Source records
——
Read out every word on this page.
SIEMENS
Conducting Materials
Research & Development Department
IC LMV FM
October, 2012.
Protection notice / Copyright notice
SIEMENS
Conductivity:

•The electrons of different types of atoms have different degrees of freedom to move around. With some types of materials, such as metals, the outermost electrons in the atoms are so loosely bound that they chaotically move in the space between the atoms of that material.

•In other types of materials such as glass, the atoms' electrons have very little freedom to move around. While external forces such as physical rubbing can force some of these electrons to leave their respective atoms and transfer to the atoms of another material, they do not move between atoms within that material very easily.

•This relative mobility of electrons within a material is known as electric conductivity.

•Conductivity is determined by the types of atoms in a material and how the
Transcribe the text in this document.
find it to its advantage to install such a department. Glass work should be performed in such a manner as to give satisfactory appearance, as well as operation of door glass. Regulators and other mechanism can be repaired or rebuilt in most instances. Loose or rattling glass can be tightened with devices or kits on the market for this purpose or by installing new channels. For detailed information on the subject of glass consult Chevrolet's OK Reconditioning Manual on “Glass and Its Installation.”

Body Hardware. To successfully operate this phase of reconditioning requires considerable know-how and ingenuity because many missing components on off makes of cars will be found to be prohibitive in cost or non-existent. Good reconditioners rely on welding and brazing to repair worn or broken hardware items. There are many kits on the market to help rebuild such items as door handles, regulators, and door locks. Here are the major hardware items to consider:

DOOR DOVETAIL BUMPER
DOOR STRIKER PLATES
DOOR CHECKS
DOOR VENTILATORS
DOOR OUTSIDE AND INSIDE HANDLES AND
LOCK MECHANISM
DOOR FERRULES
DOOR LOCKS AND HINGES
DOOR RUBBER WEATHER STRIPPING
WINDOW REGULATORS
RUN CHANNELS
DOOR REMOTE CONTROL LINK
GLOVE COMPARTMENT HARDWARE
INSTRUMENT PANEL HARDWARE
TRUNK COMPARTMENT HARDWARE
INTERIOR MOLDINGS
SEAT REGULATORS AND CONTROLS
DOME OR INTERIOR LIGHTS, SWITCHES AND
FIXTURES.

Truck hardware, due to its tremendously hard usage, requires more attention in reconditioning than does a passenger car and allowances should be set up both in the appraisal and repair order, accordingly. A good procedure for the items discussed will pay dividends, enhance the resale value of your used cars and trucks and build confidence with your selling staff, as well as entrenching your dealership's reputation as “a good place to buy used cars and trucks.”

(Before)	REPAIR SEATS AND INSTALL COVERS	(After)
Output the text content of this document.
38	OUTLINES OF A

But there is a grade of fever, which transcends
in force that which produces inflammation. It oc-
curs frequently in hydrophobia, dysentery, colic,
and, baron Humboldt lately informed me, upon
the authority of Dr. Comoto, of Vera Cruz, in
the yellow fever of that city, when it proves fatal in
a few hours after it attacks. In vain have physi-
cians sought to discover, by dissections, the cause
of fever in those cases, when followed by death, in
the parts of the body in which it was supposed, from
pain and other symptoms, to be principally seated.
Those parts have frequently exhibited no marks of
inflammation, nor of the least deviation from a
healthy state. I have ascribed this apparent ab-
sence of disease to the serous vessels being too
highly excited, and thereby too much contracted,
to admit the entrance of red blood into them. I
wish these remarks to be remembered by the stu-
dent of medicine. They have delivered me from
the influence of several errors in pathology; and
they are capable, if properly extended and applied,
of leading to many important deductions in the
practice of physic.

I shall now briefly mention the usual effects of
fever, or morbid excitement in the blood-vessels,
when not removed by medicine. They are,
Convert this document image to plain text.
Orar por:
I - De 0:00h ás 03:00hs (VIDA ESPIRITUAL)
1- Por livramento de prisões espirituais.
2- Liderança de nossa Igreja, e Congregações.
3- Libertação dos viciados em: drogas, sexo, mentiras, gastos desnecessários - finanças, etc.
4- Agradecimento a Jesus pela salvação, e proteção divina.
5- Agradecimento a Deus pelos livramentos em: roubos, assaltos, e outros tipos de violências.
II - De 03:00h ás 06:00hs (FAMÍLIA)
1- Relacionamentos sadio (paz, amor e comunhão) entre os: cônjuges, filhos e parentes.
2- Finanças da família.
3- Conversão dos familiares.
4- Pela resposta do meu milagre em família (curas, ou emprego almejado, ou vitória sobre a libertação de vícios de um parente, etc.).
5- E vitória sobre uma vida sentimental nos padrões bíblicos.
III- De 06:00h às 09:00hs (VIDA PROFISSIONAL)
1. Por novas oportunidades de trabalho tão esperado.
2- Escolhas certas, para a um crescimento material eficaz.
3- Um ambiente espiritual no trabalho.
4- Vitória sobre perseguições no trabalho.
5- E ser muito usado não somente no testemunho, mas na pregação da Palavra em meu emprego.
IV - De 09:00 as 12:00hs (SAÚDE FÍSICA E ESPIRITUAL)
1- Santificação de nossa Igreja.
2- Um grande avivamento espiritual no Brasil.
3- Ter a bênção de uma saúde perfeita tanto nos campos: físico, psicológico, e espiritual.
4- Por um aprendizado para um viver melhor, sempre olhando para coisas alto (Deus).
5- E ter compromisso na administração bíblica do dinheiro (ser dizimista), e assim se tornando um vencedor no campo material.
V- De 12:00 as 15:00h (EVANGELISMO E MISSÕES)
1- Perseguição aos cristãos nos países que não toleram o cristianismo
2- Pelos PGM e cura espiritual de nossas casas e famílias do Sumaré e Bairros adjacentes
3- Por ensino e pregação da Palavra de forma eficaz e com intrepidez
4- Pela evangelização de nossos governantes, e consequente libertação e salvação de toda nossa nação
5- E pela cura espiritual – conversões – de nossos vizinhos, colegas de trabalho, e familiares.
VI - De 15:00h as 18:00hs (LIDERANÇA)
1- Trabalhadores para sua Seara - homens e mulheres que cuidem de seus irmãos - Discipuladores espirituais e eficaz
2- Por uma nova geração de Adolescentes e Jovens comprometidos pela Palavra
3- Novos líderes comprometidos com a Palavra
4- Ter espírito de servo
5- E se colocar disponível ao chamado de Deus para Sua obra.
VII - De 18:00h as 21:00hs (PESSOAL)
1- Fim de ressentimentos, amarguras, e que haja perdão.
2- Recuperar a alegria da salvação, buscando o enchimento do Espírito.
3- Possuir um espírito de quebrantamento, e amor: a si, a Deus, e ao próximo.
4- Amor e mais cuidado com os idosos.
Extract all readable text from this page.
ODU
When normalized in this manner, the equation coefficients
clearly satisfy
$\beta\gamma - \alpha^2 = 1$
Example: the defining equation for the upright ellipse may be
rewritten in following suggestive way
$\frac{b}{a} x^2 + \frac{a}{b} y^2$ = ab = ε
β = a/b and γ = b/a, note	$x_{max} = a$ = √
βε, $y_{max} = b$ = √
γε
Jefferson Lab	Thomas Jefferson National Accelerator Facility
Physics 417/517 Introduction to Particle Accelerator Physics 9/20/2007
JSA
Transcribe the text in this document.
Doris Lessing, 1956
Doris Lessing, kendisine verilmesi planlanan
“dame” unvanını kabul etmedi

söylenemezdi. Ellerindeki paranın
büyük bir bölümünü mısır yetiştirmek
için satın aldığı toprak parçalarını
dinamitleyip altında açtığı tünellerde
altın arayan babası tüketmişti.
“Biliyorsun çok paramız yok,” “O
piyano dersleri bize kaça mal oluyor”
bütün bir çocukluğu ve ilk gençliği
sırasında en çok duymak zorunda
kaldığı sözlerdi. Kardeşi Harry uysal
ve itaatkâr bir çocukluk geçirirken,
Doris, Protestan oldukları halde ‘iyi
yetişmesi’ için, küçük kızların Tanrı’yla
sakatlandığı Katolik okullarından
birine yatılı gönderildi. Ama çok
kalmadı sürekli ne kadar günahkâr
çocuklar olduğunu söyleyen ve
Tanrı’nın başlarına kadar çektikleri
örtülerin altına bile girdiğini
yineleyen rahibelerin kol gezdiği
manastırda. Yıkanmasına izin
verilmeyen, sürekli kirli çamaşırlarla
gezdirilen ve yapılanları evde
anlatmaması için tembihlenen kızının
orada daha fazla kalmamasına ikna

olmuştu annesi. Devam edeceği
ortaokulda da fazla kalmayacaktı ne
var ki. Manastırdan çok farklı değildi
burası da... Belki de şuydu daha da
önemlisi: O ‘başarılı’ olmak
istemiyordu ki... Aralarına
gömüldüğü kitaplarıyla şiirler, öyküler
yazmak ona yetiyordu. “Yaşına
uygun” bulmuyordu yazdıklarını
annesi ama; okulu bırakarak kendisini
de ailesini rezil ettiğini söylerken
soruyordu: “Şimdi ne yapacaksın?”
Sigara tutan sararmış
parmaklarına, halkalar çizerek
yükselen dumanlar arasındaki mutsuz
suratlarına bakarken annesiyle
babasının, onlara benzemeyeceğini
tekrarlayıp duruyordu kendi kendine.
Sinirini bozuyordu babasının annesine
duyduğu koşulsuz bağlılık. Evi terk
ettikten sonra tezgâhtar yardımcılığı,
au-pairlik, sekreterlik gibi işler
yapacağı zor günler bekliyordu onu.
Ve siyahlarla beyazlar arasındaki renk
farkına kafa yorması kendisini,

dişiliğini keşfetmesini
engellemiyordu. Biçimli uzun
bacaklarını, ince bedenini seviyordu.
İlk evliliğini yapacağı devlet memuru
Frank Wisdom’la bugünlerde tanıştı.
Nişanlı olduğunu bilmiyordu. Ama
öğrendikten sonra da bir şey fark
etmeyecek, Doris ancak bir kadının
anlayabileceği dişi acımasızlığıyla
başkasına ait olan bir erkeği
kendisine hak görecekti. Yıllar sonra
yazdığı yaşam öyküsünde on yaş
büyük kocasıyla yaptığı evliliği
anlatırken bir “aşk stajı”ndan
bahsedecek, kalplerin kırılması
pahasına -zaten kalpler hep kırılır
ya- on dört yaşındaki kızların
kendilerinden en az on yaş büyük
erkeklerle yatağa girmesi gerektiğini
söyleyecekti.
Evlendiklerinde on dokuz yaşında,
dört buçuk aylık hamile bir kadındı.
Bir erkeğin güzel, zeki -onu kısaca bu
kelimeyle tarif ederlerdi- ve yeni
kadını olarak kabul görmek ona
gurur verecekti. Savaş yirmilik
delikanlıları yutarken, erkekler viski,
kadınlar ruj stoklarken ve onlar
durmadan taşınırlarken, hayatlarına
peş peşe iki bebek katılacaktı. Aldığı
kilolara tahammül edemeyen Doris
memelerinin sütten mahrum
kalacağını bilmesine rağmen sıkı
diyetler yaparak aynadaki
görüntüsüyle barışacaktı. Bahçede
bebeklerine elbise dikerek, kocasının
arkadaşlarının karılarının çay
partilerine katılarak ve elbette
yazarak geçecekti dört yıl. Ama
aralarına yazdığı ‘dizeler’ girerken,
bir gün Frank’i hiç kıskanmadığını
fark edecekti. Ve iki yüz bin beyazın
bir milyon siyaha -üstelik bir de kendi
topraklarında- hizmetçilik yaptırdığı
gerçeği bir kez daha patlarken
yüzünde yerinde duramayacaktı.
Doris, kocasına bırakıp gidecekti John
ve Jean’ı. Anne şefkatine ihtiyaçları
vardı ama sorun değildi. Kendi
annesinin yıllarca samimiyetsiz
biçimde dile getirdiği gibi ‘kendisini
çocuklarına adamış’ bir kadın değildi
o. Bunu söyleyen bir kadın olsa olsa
——
Show all lines from the records above where the word "kendisini" occurs.

- ANSWER TO THIS TASK
annesi ama; okulu bırakarak kendisini
farkına kafa yorması kendisini,
biçimde dile getirdiği gibi ‘kendisini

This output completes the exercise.